_YOUR OBJECTIVE_.
Skip the pictures. Reproduce all other material exactly.

_SUPPLIED DATA_.
Start

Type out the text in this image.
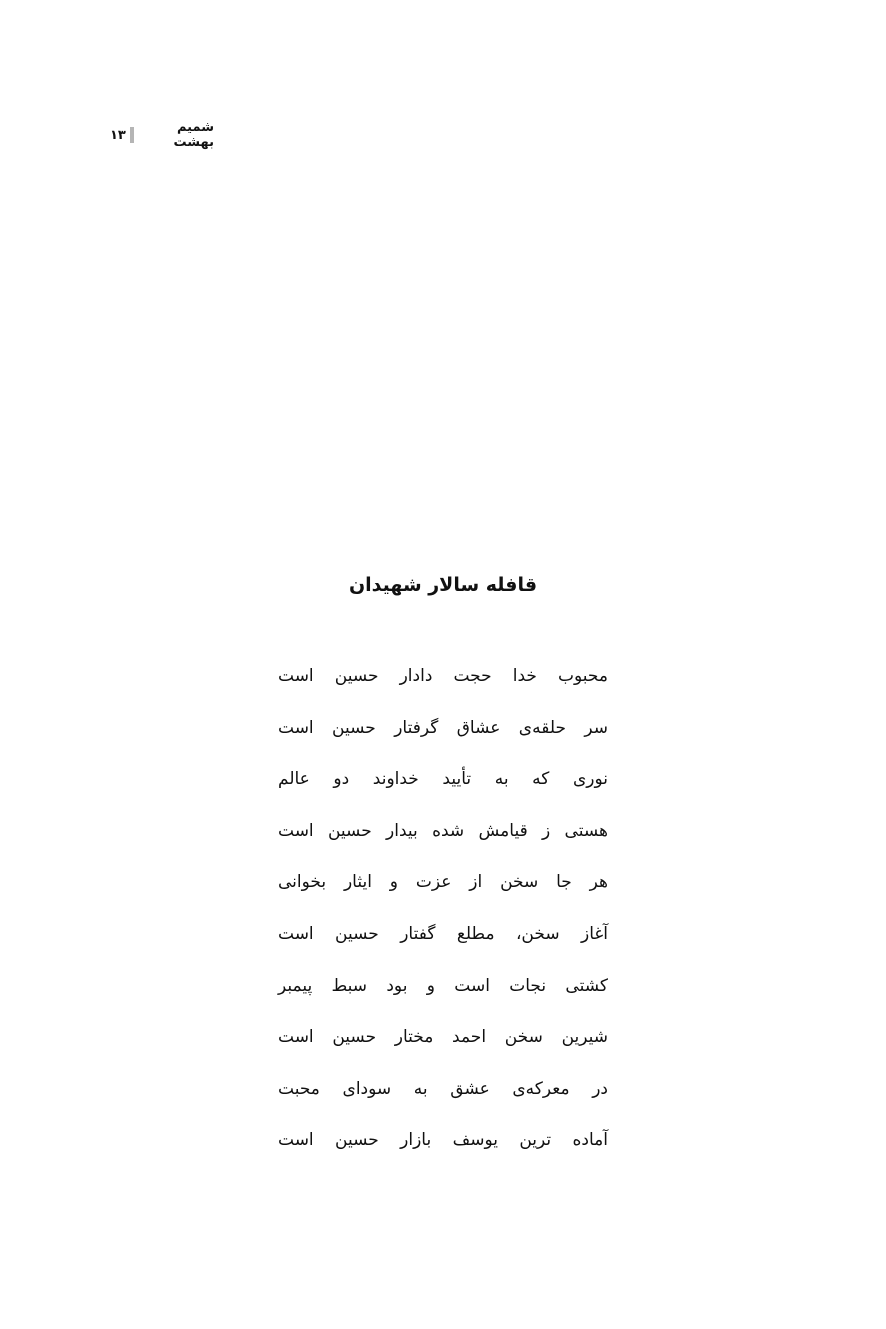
شمیم بهشت
۱۳
قافله سالار شهیدان
محبوب خدا حجت دادار حسین است
سر حلقه‌ی عشاق گرفتار حسین است
نوری که به تأیید خداوند دو عالم
هستی ز قیامش شده بیدار حسین است
هر جا سخن از عزت و ایثار بخوانی
آغاز سخن، مطلع گفتار حسین است
کشتی نجات است و بود سبط پیمبر
شیرین سخن احمد مختار حسین است
در معرکه‌ی عشق به سودای محبت
آماده ترین یوسف بازار حسین است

End

_RESULT BELOW_.
Type out the text in this image.
شمیم بهشت
۱۳
قافله سالار شهیدان
محبوب خدا حجت دادار حسین است
سر حلقه‌ی عشاق گرفتار حسین است
نوری که به تأیید خداوند دو عالم
هستی ز قیامش شده بیدار حسین است
هر جا سخن از عزت و ایثار بخوانی
آغاز سخن، مطلع گفتار حسین است
کشتی نجات است و بود سبط پیمبر
شیرین سخن احمد مختار حسین است
در معرکه‌ی عشق به سودای محبت
آماده ترین یوسف بازار حسین است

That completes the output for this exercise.